━━━━━ PROVIDED DATA ━━━━━

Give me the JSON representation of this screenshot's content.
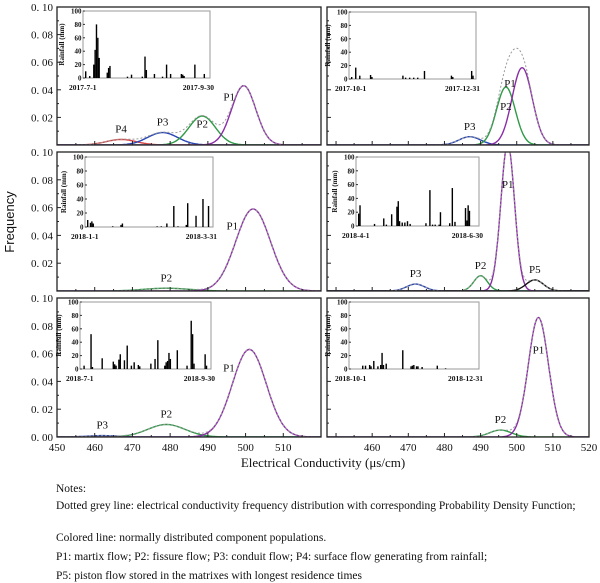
{
  "chart_data": {
    "type": "line",
    "xlabel": "Electrical Conductivity (μs/cm)",
    "ylabel": "Frequency",
    "xlim": [
      450,
      520
    ],
    "ylim": [
      0,
      0.1
    ],
    "yticks": [
      "0. 00",
      "0. 02",
      "0. 04",
      "0. 06",
      "0. 08",
      "0. 10"
    ],
    "xticks": [
      450,
      460,
      470,
      480,
      490,
      500,
      510,
      520
    ],
    "sum_curve_style": "dotted grey",
    "colors": {
      "P1": "#8a2ca6",
      "P2": "#2f9a47",
      "P3": "#2745b3",
      "P4": "#d64545",
      "P5": "#111111",
      "sum": "#9a9a9a"
    },
    "inset": {
      "ylabel": "Rainfall (mm)",
      "ylim": [
        0,
        100
      ],
      "yticks": [
        "0",
        "20",
        "40",
        "60",
        "80",
        "100"
      ]
    },
    "panels": [
      {
        "components": [
          {
            "name": "P4",
            "mean": 467,
            "sd": 4,
            "peak": 0.004
          },
          {
            "name": "P3",
            "mean": 478,
            "sd": 4,
            "peak": 0.009
          },
          {
            "name": "P2",
            "mean": 488.5,
            "sd": 3.5,
            "peak": 0.021
          },
          {
            "name": "P1",
            "mean": 499.5,
            "sd": 3.2,
            "peak": 0.043
          }
        ],
        "rainfall": {
          "start": "2017-7-1",
          "end": "2017-9-30",
          "bars": [
            [
              "07-01",
              10
            ],
            [
              "07-04",
              3
            ],
            [
              "07-07",
              20
            ],
            [
              "07-08",
              42
            ],
            [
              "07-09",
              80
            ],
            [
              "07-10",
              60
            ],
            [
              "07-11",
              30
            ],
            [
              "07-17",
              8
            ],
            [
              "07-18",
              15
            ],
            [
              "07-19",
              18
            ],
            [
              "08-01",
              2
            ],
            [
              "08-04",
              5
            ],
            [
              "08-12",
              2
            ],
            [
              "08-14",
              32
            ],
            [
              "08-15",
              12
            ],
            [
              "08-21",
              6
            ],
            [
              "08-27",
              2
            ],
            [
              "08-30",
              20
            ],
            [
              "09-02",
              6
            ],
            [
              "09-10",
              6
            ],
            [
              "09-11",
              5
            ],
            [
              "09-12",
              3
            ],
            [
              "09-20",
              20
            ],
            [
              "09-27",
              6
            ]
          ]
        }
      },
      {
        "components": [
          {
            "name": "P3",
            "mean": 487,
            "sd": 3,
            "peak": 0.006
          },
          {
            "name": "P2",
            "mean": 497,
            "sd": 2.6,
            "peak": 0.042
          },
          {
            "name": "P1",
            "mean": 501.5,
            "sd": 2.8,
            "peak": 0.056
          }
        ],
        "rainfall": {
          "start": "2017-10-1",
          "end": "2017-12-31",
          "bars": [
            [
              "10-01",
              3
            ],
            [
              "10-04",
              17
            ],
            [
              "10-07",
              5
            ],
            [
              "10-15",
              6
            ],
            [
              "10-16",
              3
            ],
            [
              "11-08",
              5
            ],
            [
              "11-10",
              2
            ],
            [
              "11-13",
              2
            ],
            [
              "11-16",
              2
            ],
            [
              "11-19",
              2
            ],
            [
              "11-24",
              12
            ],
            [
              "12-14",
              5
            ],
            [
              "12-15",
              3
            ],
            [
              "12-29",
              12
            ],
            [
              "12-30",
              5
            ]
          ]
        }
      },
      {
        "components": [
          {
            "name": "P2",
            "mean": 479,
            "sd": 6,
            "peak": 0.002
          },
          {
            "name": "P1",
            "mean": 502,
            "sd": 4.6,
            "peak": 0.059
          }
        ],
        "rainfall": {
          "start": "2018-1-1",
          "end": "2018-3-31",
          "bars": [
            [
              "01-01",
              10
            ],
            [
              "01-03",
              6
            ],
            [
              "01-04",
              8
            ],
            [
              "01-05",
              5
            ],
            [
              "01-19",
              1
            ],
            [
              "01-25",
              3
            ],
            [
              "01-26",
              5
            ],
            [
              "02-20",
              1
            ],
            [
              "02-23",
              1
            ],
            [
              "02-27",
              5
            ],
            [
              "03-04",
              30
            ],
            [
              "03-07",
              1
            ],
            [
              "03-13",
              3
            ],
            [
              "03-14",
              34
            ],
            [
              "03-20",
              16
            ],
            [
              "03-25",
              40
            ],
            [
              "03-29",
              30
            ]
          ]
        }
      },
      {
        "components": [
          {
            "name": "P3",
            "mean": 472,
            "sd": 2.5,
            "peak": 0.005
          },
          {
            "name": "P2",
            "mean": 490,
            "sd": 1.9,
            "peak": 0.011
          },
          {
            "name": "P1",
            "mean": 497.5,
            "sd": 1.9,
            "peak": 0.106
          },
          {
            "name": "P5",
            "mean": 505,
            "sd": 2.4,
            "peak": 0.008
          }
        ],
        "rainfall": {
          "start": "2018-4-1",
          "end": "2018-6-30",
          "bars": [
            [
              "04-01",
              18
            ],
            [
              "04-02",
              30
            ],
            [
              "04-13",
              3
            ],
            [
              "04-20",
              11
            ],
            [
              "04-22",
              2
            ],
            [
              "04-26",
              17
            ],
            [
              "04-30",
              28
            ],
            [
              "05-01",
              36
            ],
            [
              "05-02",
              7
            ],
            [
              "05-04",
              5
            ],
            [
              "05-06",
              5
            ],
            [
              "05-08",
              7
            ],
            [
              "05-10",
              3
            ],
            [
              "05-22",
              4
            ],
            [
              "05-25",
              52
            ],
            [
              "05-27",
              2
            ],
            [
              "05-29",
              2
            ],
            [
              "06-01",
              2
            ],
            [
              "06-02",
              20
            ],
            [
              "06-09",
              4
            ],
            [
              "06-11",
              55
            ],
            [
              "06-13",
              6
            ],
            [
              "06-21",
              26
            ],
            [
              "06-22",
              8
            ],
            [
              "06-23",
              30
            ],
            [
              "06-24",
              22
            ]
          ]
        }
      },
      {
        "components": [
          {
            "name": "P3",
            "mean": 462,
            "sd": 4,
            "peak": 0.001
          },
          {
            "name": "P2",
            "mean": 479,
            "sd": 5,
            "peak": 0.009
          },
          {
            "name": "P1",
            "mean": 501,
            "sd": 4.5,
            "peak": 0.063
          }
        ],
        "rainfall": {
          "start": "2018-7-1",
          "end": "2018-9-30",
          "bars": [
            [
              "07-02",
              5
            ],
            [
              "07-07",
              52
            ],
            [
              "07-08",
              3
            ],
            [
              "07-15",
              16
            ],
            [
              "07-23",
              11
            ],
            [
              "07-24",
              7
            ],
            [
              "07-25",
              5
            ],
            [
              "07-27",
              14
            ],
            [
              "07-28",
              22
            ],
            [
              "07-31",
              13
            ],
            [
              "08-02",
              35
            ],
            [
              "08-05",
              5
            ],
            [
              "08-07",
              10
            ],
            [
              "08-10",
              6
            ],
            [
              "08-11",
              4
            ],
            [
              "08-19",
              8
            ],
            [
              "08-22",
              15
            ],
            [
              "08-24",
              43
            ],
            [
              "08-29",
              5
            ],
            [
              "08-30",
              10
            ],
            [
              "08-31",
              12
            ],
            [
              "09-01",
              24
            ],
            [
              "09-02",
              15
            ],
            [
              "09-07",
              28
            ],
            [
              "09-14",
              5
            ],
            [
              "09-17",
              72
            ],
            [
              "09-18",
              52
            ],
            [
              "09-19",
              8
            ],
            [
              "09-27",
              22
            ],
            [
              "09-28",
              5
            ]
          ]
        }
      },
      {
        "components": [
          {
            "name": "P2",
            "mean": 495.5,
            "sd": 3,
            "peak": 0.005
          },
          {
            "name": "P1",
            "mean": 506,
            "sd": 2.8,
            "peak": 0.086
          }
        ],
        "rainfall": {
          "start": "2018-10-1",
          "end": "2018-12-31",
          "bars": [
            [
              "10-09",
              5
            ],
            [
              "10-11",
              5
            ],
            [
              "10-14",
              6
            ],
            [
              "10-15",
              4
            ],
            [
              "10-17",
              12
            ],
            [
              "10-20",
              4
            ],
            [
              "10-22",
              6
            ],
            [
              "10-23",
              24
            ],
            [
              "10-24",
              6
            ],
            [
              "10-26",
              8
            ],
            [
              "11-07",
              28
            ],
            [
              "11-13",
              4
            ],
            [
              "11-14",
              5
            ],
            [
              "11-15",
              6
            ],
            [
              "11-17",
              4
            ],
            [
              "11-18",
              4
            ],
            [
              "11-21",
              3
            ],
            [
              "12-02",
              5
            ],
            [
              "12-08",
              1
            ]
          ]
        }
      }
    ]
  },
  "notes": {
    "heading": "Notes:",
    "line1": "Dotted grey line: electrical conductivity frequency distribution with corresponding Probability Density Function;",
    "line2": "Colored line: normally distributed component populations.",
    "line3": "P1: martix flow; P2: fissure flow; P3: conduit flow; P4: surface flow generating from rainfall;",
    "line4": "P5: piston flow stored in the matrixes with longest residence times"
  }
}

━━━━━

§ **PROBLEM**
From the entries above, copy every line where the word "with" shows up.

§ **EXERCISE RESPONSE**
    "line1": "Dotted grey line: electrical conductivity frequency distribution with corresponding Probability Density Function;",
    "line4": "P5: piston flow stored in the matrixes with longest residence times"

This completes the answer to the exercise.